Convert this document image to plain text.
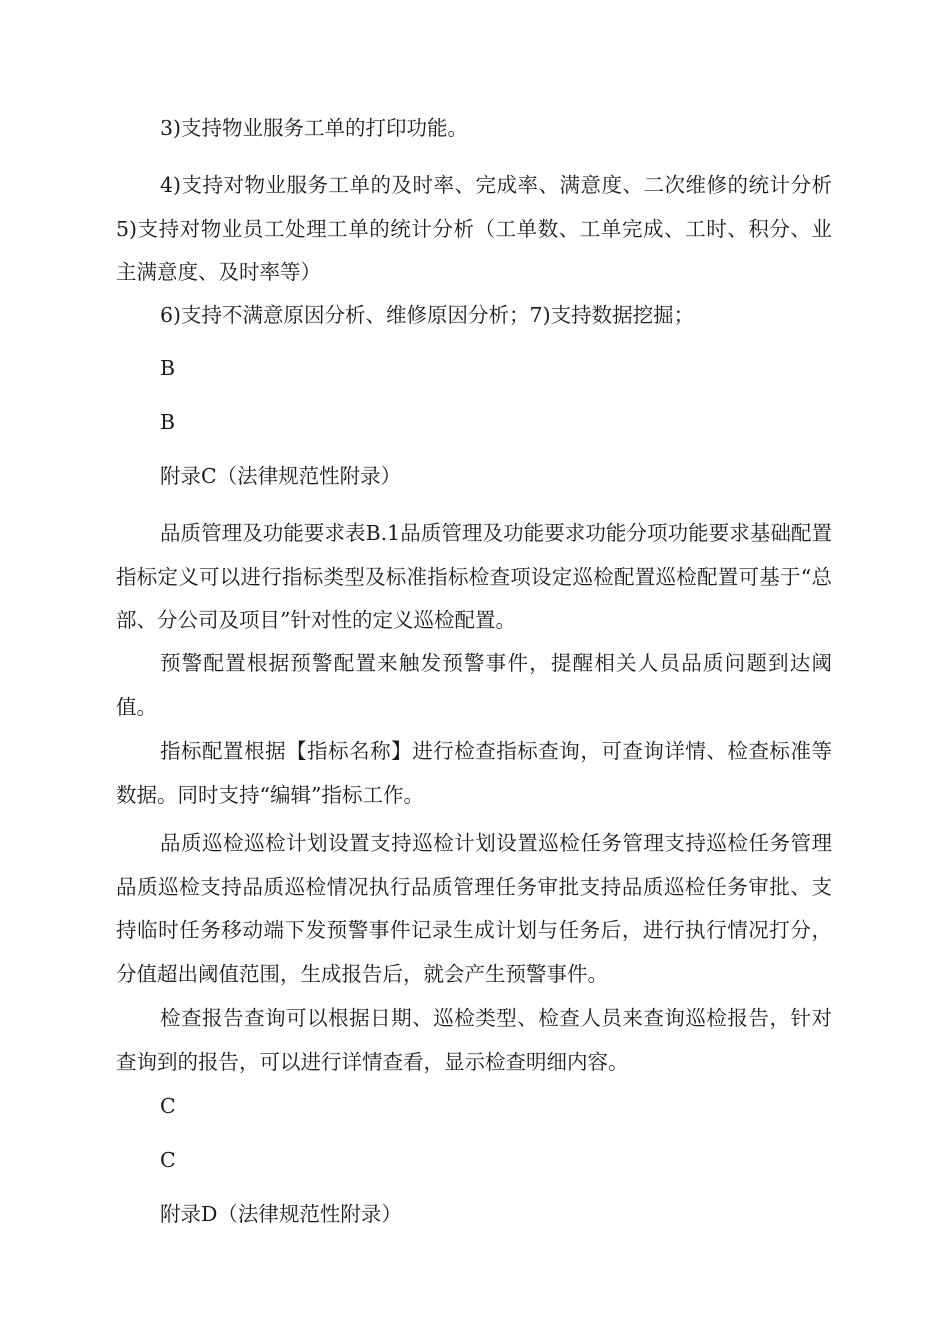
3)支持物业服务工单的打印功能。

4)支持对物业服务工单的及时率、完成率、满意度、二次维修的统计分析 5)支持对物业员工处理工单的统计分析（工单数、工单完成、工时、积分、业主满意度、及时率等）

6)支持不满意原因分析、维修原因分析；7)支持数据挖掘；

B

B

附录C（法律规范性附录）

品质管理及功能要求表B.1品质管理及功能要求功能分项功能要求基础配置指标定义可以进行指标类型及标准指标检查项设定巡检配置巡检配置可基于“总部、分公司及项目”针对性的定义巡检配置。

预警配置根据预警配置来触发预警事件，提醒相关人员品质问题到达阈值。

指标配置根据【指标名称】进行检查指标查询，可查询详情、检查标准等数据。同时支持“编辑”指标工作。

品质巡检巡检计划设置支持巡检计划设置巡检任务管理支持巡检任务管理品质巡检支持品质巡检情况执行品质管理任务审批支持品质巡检任务审批、支持临时任务移动端下发预警事件记录生成计划与任务后，进行执行情况打分，分值超出阈值范围，生成报告后，就会产生预警事件。

检查报告查询可以根据日期、巡检类型、检查人员来查询巡检报告，针对查询到的报告，可以进行详情查看，显示检查明细内容。

C

C

附录D（法律规范性附录）
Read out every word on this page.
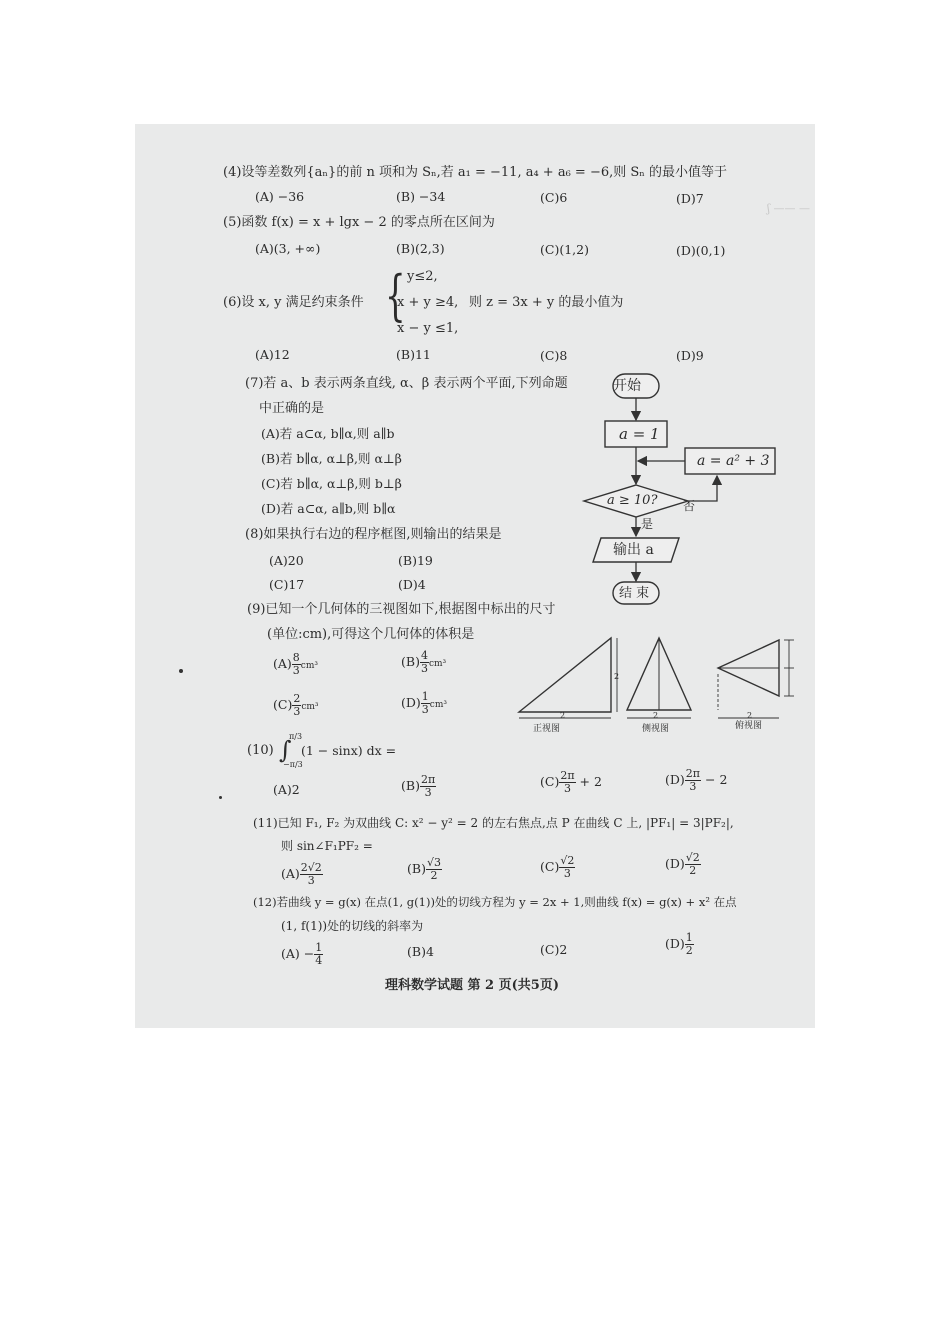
ʃ —— —
(4)设等差数列{aₙ}的前 n 项和为 Sₙ,若 a₁ = −11, a₄ + a₆ = −6,则 Sₙ 的最小值等于
(A) −36	(B) −34	(C)6	(D)7
(5)函数 f(x) = x + lgx − 2 的零点所在区间为
(A)(3, +∞)	(B)(2,3)	(C)(1,2)	(D)(0,1)
(6)设 x, y 满足约束条件 { y≤2,
x + y ≥4,
x − y ≤1,
则 z = 3x + y 的最小值为
(A)12	(B)11	(C)8	(D)9
(7)若 a、b 表示两条直线, α、β 表示两个平面,下列命题
中正确的是
(A)若 a⊂α, b∥α,则 a∥b
(B)若 b∥α, α⊥β,则 α⊥β
(C)若 b∥α, α⊥β,则 b⊥β
(D)若 a⊂α, a∥b,则 b∥α
(8)如果执行右边的程序框图,则输出的结果是
(A)20	(B)19
(C)17	(D)4
开始
a = 1
a = a² + 3
a ≥ 10? 否
是
输出 a
结 束
(9)已知一个几何体的三视图如下,根据图中标出的尺寸
(单位:cm),可得这个几何体的体积是
$(A) \frac{8}{3} cm^3$	$(B) \frac{4}{3} cm^3$
$(C) \frac{2}{3} cm^3$	$(D) \frac{1}{3} cm^3$
2
2	2	2
正视图	侧视图	俯视图
(10) ∫
π/3
−π/3
(1 − sinx) dx =
(A)2	$(B) \frac{2\pi}{3}$	$(C) \frac{2\pi}{3} + 2$	$(D) \frac{2\pi}{3} - 2$
(11)已知 F₁, F₂ 为双曲线 C: x² − y² = 2 的左右焦点,点 P 在曲线 C 上, |PF₁| = 3|PF₂|,
则 sin∠F₁PF₂ =
$(A) \frac{2√2}{3}$	$(B) \frac{√3}{2}$	$(C) \frac{√2}{3}$	$(D) \frac{√2}{2}$
(12)若曲线 y = g(x) 在点(1, g(1))处的切线方程为 y = 2x + 1,则曲线 f(x) = g(x) + x² 在点
(1, f(1))处的切线的斜率为
$(A) - \frac{1}{4}$	(B)4	(C)2	$(D) \frac{1}{2}$
理科数学试题 第 2 页(共5页)
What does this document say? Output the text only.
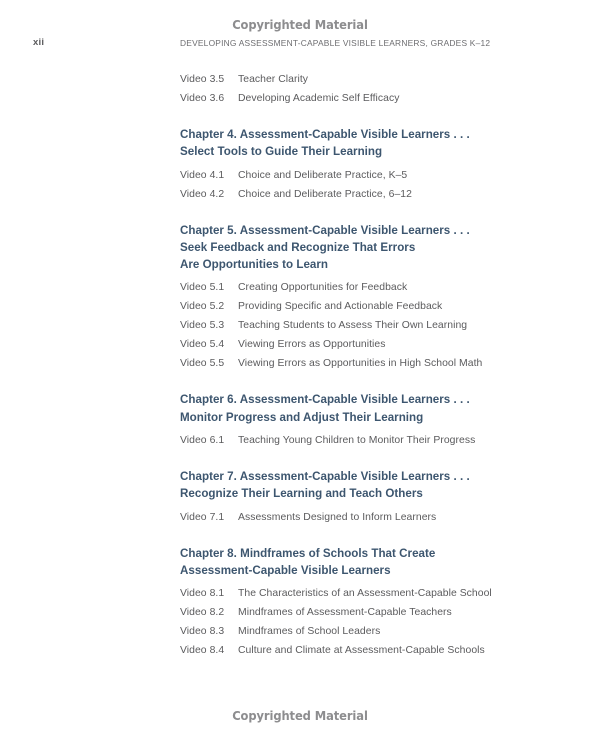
Copyrighted Material
xii	DEVELOPING ASSESSMENT-CAPABLE VISIBLE LEARNERS, GRADES K–12
Video 3.5	Teacher Clarity
Video 3.6	Developing Academic Self Efficacy
Chapter 4. Assessment-Capable Visible Learners . . .
Select Tools to Guide Their Learning
Video 4.1	Choice and Deliberate Practice, K–5
Video 4.2	Choice and Deliberate Practice, 6–12
Chapter 5. Assessment-Capable Visible Learners . . .
Seek Feedback and Recognize That Errors
Are Opportunities to Learn
Video 5.1	Creating Opportunities for Feedback
Video 5.2	Providing Specific and Actionable Feedback
Video 5.3	Teaching Students to Assess Their Own Learning
Video 5.4	Viewing Errors as Opportunities
Video 5.5	Viewing Errors as Opportunities in High School Math
Chapter 6. Assessment-Capable Visible Learners . . .
Monitor Progress and Adjust Their Learning
Video 6.1	Teaching Young Children to Monitor Their Progress
Chapter 7. Assessment-Capable Visible Learners . . .
Recognize Their Learning and Teach Others
Video 7.1	Assessments Designed to Inform Learners
Chapter 8. Mindframes of Schools That Create
Assessment-Capable Visible Learners
Video 8.1	The Characteristics of an Assessment-Capable School
Video 8.2	Mindframes of Assessment-Capable Teachers
Video 8.3	Mindframes of School Leaders
Video 8.4	Culture and Climate at Assessment-Capable Schools
Copyrighted Material
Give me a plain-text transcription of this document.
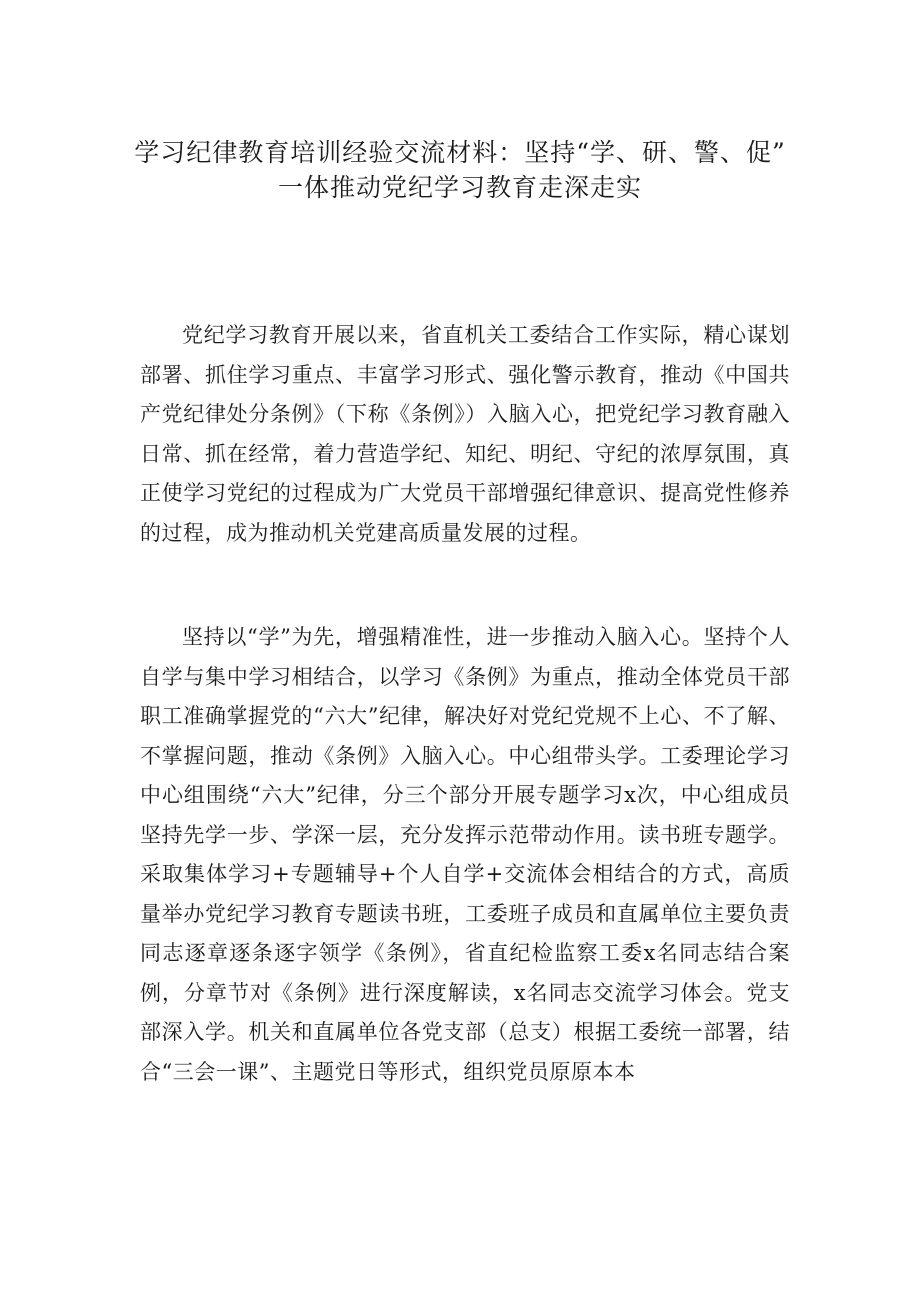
学习纪律教育培训经验交流材料：坚持“学、研、警、促”
一体推动党纪学习教育走深走实

党纪学习教育开展以来，省直机关工委结合工作实际，精心谋划部署、抓住学习重点、丰富学习形式、强化警示教育，推动《中国共产党纪律处分条例》（下称《条例》）入脑入心，把党纪学习教育融入日常、抓在经常，着力营造学纪、知纪、明纪、守纪的浓厚氛围，真正使学习党纪的过程成为广大党员干部增强纪律意识、提高党性修养的过程，成为推动机关党建高质量发展的过程。

坚持以“学”为先，增强精准性，进一步推动入脑入心。坚持个人自学与集中学习相结合，以学习《条例》为重点，推动全体党员干部职工准确掌握党的“六大”纪律，解决好对党纪党规不上心、不了解、不掌握问题，推动《条例》入脑入心。中心组带头学。工委理论学习中心组围绕“六大”纪律，分三个部分开展专题学习x次，中心组成员坚持先学一步、学深一层，充分发挥示范带动作用。读书班专题学。采取集体学习+专题辅导+个人自学+交流体会相结合的方式，高质量举办党纪学习教育专题读书班，工委班子成员和直属单位主要负责同志逐章逐条逐字领学《条例》，省直纪检监察工委x名同志结合案例，分章节对《条例》进行深度解读，x名同志交流学习体会。党支部深入学。机关和直属单位各党支部（总支）根据工委统一部署，结合“三会一课”、主题党日等形式，组织党员原原本本
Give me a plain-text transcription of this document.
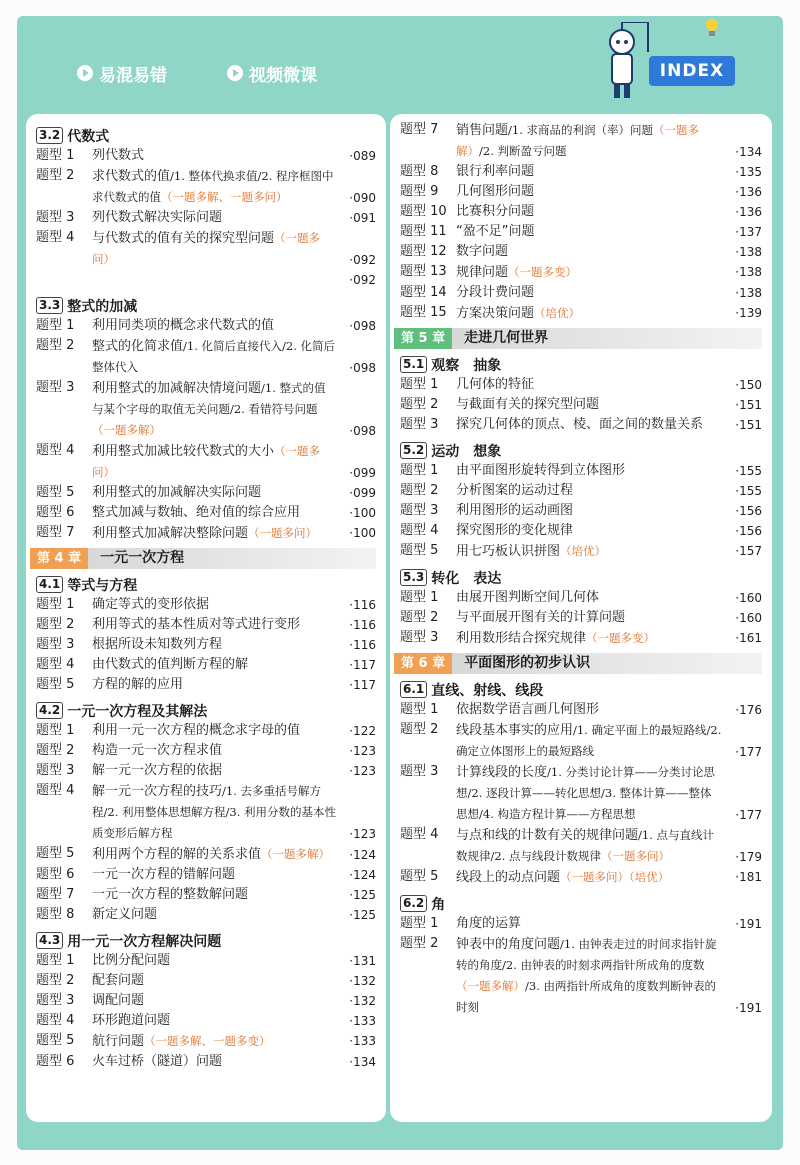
易混易错	视频微课	INDEX
3.2 代数式
题型 1	列代数式	·089
题型 2	求代数式的值/1. 整体代换求值/2. 程序框图中求代数式的值（一题多解、一题多问）	·090
题型 3	列代数式解决实际问题	·091
题型 4	与代数式的值有关的探究型问题（一题多问）	·092
·092
3.3 整式的加减
题型 1	利用同类项的概念求代数式的值	·098
题型 2	整式的化简求值/1. 化简后直接代入/2. 化简后整体代入	·098
题型 3	利用整式的加减解决情境问题/1. 整式的值与某个字母的取值无关问题/2. 看错符号问题（一题多解）	·098
题型 4	利用整式加减比较代数式的大小（一题多问）	·099
题型 5	利用整式的加减解决实际问题	·099
题型 6	整式加减与数轴、绝对值的综合应用	·100
题型 7	利用整式加减解决整除问题（一题多问）	·100
第 4 章	一元一次方程
4.1 等式与方程
题型 1	确定等式的变形依据	·116
题型 2	利用等式的基本性质对等式进行变形	·116
题型 3	根据所设未知数列方程	·116
题型 4	由代数式的值判断方程的解	·117
题型 5	方程的解的应用	·117
4.2 一元一次方程及其解法
题型 1	利用一元一次方程的概念求字母的值	·122
题型 2	构造一元一次方程求值	·123
题型 3	解一元一次方程的依据	·123
题型 4	解一元一次方程的技巧/1. 去多重括号解方程/2. 利用整体思想解方程/3. 利用分数的基本性质变形后解方程	·123
题型 5	利用两个方程的解的关系求值（一题多解）	·124
题型 6	一元一次方程的错解问题	·124
题型 7	一元一次方程的整数解问题	·125
题型 8	新定义问题	·125
4.3 用一元一次方程解决问题
题型 1	比例分配问题	·131
题型 2	配套问题	·132
题型 3	调配问题	·132
题型 4	环形跑道问题	·133
题型 5	航行问题（一题多解、一题多变）	·133
题型 6	火车过桥（隧道）问题	·134
题型 7	销售问题/1. 求商品的利润（率）问题（一题多解）/2. 判断盈亏问题	·134
题型 8	银行利率问题	·135
题型 9	几何图形问题	·136
题型 10 比赛积分问题	·136
题型 11 “盈不足”问题	·137
题型 12 数字问题	·138
题型 13 规律问题（一题多变）	·138
题型 14 分段计费问题	·138
题型 15 方案决策问题（培优）	·139
第 5 章	走进几何世界
5.1 观察　抽象
题型 1	几何体的特征	·150
题型 2	与截面有关的探究型问题	·151
题型 3	探究几何体的顶点、棱、面之间的数量关系	·151
5.2 运动　想象
题型 1	由平面图形旋转得到立体图形	·155
题型 2	分析图案的运动过程	·155
题型 3	利用图形的运动画图	·156
题型 4	探究图形的变化规律	·156
题型 5	用七巧板认识拼图（培优）	·157
5.3 转化　表达
题型 1	由展开图判断空间几何体	·160
题型 2	与平面展开图有关的计算问题	·160
题型 3	利用数形结合探究规律（一题多变）	·161
第 6 章	平面图形的初步认识
6.1 直线、射线、线段
题型 1	依据数学语言画几何图形	·176
题型 2	线段基本事实的应用/1. 确定平面上的最短路线/2. 确定立体图形上的最短路线	·177
题型 3	计算线段的长度/1. 分类讨论计算——分类讨论思想/2. 逐段计算——转化思想/3. 整体计算——整体思想/4. 构造方程计算——方程思想	·177
题型 4	与点和线的计数有关的规律问题/1. 点与直线计数规律/2. 点与线段计数规律（一题多问）	·179
题型 5	线段上的动点问题（一题多问）（培优）	·181
6.2 角
题型 1	角度的运算	·191
题型 2	钟表中的角度问题/1. 由钟表走过的时间求指针旋转的角度/2. 由钟表的时刻求两指针所成角的度数（一题多解）/3. 由两指针所成角的度数判断钟表的时刻	·191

----

State how many lines of the listing above hold the word "一题多问", with nothing but the number.

Result of this exercise: 6